* START Data supplied *
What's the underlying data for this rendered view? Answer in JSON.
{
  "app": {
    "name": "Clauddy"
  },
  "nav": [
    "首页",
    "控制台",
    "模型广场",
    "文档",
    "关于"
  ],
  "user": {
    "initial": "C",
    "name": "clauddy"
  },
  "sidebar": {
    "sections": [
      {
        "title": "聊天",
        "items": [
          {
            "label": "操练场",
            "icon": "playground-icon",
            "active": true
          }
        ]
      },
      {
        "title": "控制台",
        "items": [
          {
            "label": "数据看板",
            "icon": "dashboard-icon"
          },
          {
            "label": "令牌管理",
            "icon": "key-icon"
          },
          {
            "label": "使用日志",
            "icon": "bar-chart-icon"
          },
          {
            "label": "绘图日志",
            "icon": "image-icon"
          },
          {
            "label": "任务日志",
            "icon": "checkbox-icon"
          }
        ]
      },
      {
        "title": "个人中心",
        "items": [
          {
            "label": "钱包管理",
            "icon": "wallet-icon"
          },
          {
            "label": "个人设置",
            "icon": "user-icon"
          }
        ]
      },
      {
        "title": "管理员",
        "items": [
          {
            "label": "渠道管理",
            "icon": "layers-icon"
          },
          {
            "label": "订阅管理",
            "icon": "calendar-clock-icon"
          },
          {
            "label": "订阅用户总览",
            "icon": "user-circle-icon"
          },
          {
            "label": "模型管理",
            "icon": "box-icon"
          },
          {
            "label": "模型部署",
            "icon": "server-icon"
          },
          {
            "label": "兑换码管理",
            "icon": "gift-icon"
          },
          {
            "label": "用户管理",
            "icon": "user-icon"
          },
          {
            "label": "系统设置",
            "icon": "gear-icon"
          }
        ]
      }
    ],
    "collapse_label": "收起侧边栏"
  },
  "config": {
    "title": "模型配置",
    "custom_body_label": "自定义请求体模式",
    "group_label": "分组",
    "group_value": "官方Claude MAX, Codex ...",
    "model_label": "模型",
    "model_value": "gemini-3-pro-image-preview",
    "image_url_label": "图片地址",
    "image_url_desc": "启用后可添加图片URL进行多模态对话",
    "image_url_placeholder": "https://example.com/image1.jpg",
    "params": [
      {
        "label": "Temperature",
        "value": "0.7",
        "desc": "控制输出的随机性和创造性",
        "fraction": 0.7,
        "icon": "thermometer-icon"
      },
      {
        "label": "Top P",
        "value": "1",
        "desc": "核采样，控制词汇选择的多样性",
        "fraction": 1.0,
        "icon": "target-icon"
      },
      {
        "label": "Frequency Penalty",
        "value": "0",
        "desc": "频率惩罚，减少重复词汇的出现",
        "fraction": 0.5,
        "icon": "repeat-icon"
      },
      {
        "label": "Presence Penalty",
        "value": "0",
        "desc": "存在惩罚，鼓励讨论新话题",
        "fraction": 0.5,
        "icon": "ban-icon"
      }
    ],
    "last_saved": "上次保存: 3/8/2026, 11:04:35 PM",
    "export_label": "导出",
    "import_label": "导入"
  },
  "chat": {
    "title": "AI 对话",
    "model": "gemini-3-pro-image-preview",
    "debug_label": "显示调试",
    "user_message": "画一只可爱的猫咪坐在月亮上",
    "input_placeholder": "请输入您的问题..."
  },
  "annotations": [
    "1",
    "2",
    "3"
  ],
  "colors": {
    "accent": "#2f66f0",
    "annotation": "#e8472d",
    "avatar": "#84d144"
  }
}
* END Data supplied *
> [Task prompt]
Extract each line from the listing above, please, and repeat it exactly.

> [Written solution]
What's the underlying data for this rendered view? Answer in JSON.
{
  "app": {
    "name": "Clauddy"
  },
  "nav": [
    "首页",
    "控制台",
    "模型广场",
    "文档",
    "关于"
  ],
  "user": {
    "initial": "C",
    "name": "clauddy"
  },
  "sidebar": {
    "sections": [
      {
        "title": "聊天",
        "items": [
          {
            "label": "操练场",
            "icon": "playground-icon",
            "active": true
          }
        ]
      },
      {
        "title": "控制台",
        "items": [
          {
            "label": "数据看板",
            "icon": "dashboard-icon"
          },
          {
            "label": "令牌管理",
            "icon": "key-icon"
          },
          {
            "label": "使用日志",
            "icon": "bar-chart-icon"
          },
          {
            "label": "绘图日志",
            "icon": "image-icon"
          },
          {
            "label": "任务日志",
            "icon": "checkbox-icon"
          }
        ]
      },
      {
        "title": "个人中心",
        "items": [
          {
            "label": "钱包管理",
            "icon": "wallet-icon"
          },
          {
            "label": "个人设置",
            "icon": "user-icon"
          }
        ]
      },
      {
        "title": "管理员",
        "items": [
          {
            "label": "渠道管理",
            "icon": "layers-icon"
          },
          {
            "label": "订阅管理",
            "icon": "calendar-clock-icon"
          },
          {
            "label": "订阅用户总览",
            "icon": "user-circle-icon"
          },
          {
            "label": "模型管理",
            "icon": "box-icon"
          },
          {
            "label": "模型部署",
            "icon": "server-icon"
          },
          {
            "label": "兑换码管理",
            "icon": "gift-icon"
          },
          {
            "label": "用户管理",
            "icon": "user-icon"
          },
          {
            "label": "系统设置",
            "icon": "gear-icon"
          }
        ]
      }
    ],
    "collapse_label": "收起侧边栏"
  },
  "config": {
    "title": "模型配置",
    "custom_body_label": "自定义请求体模式",
    "group_label": "分组",
    "group_value": "官方Claude MAX, Codex ...",
    "model_label": "模型",
    "model_value": "gemini-3-pro-image-preview",
    "image_url_label": "图片地址",
    "image_url_desc": "启用后可添加图片URL进行多模态对话",
    "image_url_placeholder": "https://example.com/image1.jpg",
    "params": [
      {
        "label": "Temperature",
        "value": "0.7",
        "desc": "控制输出的随机性和创造性",
        "fraction": 0.7,
        "icon": "thermometer-icon"
      },
      {
        "label": "Top P",
        "value": "1",
        "desc": "核采样，控制词汇选择的多样性",
        "fraction": 1.0,
        "icon": "target-icon"
      },
      {
        "label": "Frequency Penalty",
        "value": "0",
        "desc": "频率惩罚，减少重复词汇的出现",
        "fraction": 0.5,
        "icon": "repeat-icon"
      },
      {
        "label": "Presence Penalty",
        "value": "0",
        "desc": "存在惩罚，鼓励讨论新话题",
        "fraction": 0.5,
        "icon": "ban-icon"
      }
    ],
    "last_saved": "上次保存: 3/8/2026, 11:04:35 PM",
    "export_label": "导出",
    "import_label": "导入"
  },
  "chat": {
    "title": "AI 对话",
    "model": "gemini-3-pro-image-preview",
    "debug_label": "显示调试",
    "user_message": "画一只可爱的猫咪坐在月亮上",
    "input_placeholder": "请输入您的问题..."
  },
  "annotations": [
    "1",
    "2",
    "3"
  ],
  "colors": {
    "accent": "#2f66f0",
    "annotation": "#e8472d",
    "avatar": "#84d144"
  }
}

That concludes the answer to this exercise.